** START EXTRACTED MATERIAL **
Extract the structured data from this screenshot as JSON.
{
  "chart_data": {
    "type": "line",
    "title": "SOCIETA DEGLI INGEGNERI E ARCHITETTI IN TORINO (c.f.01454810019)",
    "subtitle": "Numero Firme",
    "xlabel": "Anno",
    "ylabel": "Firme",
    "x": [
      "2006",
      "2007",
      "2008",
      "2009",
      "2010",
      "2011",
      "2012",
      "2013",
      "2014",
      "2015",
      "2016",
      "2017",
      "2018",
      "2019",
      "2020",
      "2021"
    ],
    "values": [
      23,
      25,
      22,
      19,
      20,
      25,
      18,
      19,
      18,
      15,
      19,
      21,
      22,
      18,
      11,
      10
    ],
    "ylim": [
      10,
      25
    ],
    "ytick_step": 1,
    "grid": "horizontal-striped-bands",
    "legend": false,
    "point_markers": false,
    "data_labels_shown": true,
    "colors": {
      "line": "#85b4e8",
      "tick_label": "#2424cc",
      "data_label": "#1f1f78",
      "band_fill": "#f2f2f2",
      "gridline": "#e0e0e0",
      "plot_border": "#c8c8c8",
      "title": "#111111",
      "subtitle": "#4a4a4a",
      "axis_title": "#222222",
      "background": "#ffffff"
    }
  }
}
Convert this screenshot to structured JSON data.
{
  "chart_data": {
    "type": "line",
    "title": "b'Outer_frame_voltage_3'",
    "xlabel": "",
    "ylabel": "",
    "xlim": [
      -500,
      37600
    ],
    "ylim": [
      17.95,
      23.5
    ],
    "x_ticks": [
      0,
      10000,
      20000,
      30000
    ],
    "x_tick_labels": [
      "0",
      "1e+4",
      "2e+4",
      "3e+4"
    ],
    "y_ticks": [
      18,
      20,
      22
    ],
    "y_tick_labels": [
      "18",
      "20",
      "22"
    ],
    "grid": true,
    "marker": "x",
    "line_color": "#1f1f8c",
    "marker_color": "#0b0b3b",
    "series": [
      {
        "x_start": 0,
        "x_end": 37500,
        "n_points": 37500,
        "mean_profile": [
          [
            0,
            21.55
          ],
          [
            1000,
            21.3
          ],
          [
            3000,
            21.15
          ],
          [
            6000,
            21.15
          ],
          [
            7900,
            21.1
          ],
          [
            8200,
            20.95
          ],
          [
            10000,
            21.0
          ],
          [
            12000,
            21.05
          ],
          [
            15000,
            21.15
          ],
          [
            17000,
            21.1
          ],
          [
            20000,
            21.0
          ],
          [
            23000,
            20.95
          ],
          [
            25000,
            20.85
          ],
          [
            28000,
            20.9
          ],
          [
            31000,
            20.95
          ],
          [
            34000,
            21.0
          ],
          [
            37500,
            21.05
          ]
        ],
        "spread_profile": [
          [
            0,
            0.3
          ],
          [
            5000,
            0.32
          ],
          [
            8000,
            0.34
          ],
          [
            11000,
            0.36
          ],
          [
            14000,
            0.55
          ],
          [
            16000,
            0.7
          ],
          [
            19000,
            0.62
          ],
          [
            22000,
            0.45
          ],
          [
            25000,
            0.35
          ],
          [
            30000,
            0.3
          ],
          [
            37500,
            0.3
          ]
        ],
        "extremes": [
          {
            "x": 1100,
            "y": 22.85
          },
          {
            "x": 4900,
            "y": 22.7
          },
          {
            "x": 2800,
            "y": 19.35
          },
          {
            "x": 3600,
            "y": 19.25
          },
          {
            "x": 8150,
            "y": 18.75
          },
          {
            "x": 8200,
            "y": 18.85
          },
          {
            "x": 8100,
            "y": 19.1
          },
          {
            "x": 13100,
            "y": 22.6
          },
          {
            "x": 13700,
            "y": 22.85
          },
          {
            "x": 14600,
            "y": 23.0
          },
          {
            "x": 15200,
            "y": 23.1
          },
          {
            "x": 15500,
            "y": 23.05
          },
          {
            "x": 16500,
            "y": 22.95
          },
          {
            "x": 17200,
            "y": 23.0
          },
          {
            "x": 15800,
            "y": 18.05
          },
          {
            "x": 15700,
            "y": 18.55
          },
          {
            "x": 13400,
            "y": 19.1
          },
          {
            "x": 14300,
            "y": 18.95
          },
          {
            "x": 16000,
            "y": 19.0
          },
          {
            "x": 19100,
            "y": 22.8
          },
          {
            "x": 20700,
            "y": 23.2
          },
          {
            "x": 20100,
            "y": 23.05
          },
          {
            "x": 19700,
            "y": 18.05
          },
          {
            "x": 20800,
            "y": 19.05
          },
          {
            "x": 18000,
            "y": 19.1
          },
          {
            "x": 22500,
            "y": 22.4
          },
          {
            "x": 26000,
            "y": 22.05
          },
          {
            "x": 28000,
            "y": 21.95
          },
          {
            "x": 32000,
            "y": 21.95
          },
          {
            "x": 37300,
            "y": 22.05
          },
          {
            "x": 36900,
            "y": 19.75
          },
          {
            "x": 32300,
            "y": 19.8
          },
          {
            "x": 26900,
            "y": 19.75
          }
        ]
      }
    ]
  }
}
** END EXTRACTED MATERIAL **
** START EXTRACTED MATERIAL **
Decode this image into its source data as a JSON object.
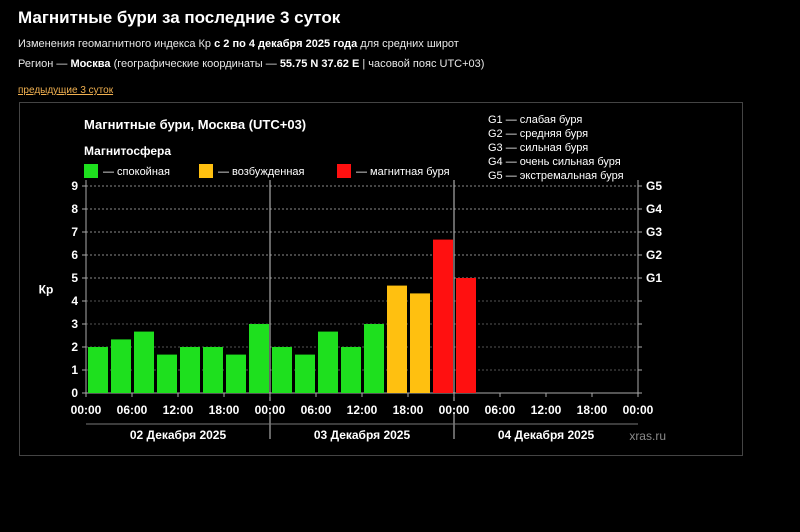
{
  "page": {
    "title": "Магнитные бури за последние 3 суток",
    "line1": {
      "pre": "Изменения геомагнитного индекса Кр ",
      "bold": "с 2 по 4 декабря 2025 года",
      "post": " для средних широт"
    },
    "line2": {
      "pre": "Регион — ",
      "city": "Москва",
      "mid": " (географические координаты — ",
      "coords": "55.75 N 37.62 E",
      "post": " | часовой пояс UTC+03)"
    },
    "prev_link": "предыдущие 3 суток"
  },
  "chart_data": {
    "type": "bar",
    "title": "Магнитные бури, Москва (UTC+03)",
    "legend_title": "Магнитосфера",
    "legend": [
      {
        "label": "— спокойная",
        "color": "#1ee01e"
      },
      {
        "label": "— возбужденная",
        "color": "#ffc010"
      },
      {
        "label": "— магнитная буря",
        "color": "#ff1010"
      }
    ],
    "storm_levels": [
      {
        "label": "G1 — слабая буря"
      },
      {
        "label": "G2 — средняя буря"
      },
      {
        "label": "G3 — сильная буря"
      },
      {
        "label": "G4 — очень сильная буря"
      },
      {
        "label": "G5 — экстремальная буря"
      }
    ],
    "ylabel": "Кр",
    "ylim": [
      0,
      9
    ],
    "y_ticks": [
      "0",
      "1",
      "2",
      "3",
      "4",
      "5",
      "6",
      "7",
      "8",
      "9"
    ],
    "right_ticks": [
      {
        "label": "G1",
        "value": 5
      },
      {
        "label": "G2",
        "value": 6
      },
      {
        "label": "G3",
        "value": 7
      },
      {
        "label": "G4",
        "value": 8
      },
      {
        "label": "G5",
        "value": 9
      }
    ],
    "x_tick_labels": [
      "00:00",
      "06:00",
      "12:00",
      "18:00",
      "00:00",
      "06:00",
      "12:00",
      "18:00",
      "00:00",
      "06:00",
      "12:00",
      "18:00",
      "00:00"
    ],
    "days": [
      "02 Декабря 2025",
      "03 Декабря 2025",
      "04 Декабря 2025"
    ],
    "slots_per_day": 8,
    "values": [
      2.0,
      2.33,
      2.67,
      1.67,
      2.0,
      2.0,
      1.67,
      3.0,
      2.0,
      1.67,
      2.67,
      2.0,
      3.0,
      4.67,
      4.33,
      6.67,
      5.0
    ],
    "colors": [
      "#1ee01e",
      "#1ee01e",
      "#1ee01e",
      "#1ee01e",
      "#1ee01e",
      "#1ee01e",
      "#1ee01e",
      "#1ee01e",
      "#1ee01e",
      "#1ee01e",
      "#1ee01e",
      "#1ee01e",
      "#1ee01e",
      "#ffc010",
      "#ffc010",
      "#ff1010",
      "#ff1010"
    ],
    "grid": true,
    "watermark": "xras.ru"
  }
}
** END EXTRACTED MATERIAL **
EXERCISE
Go through the data and gather every line that holds "сильная".

EXERCISE RESULT
        "label": "G3 — сильная буря"
        "label": "G4 — очень сильная буря"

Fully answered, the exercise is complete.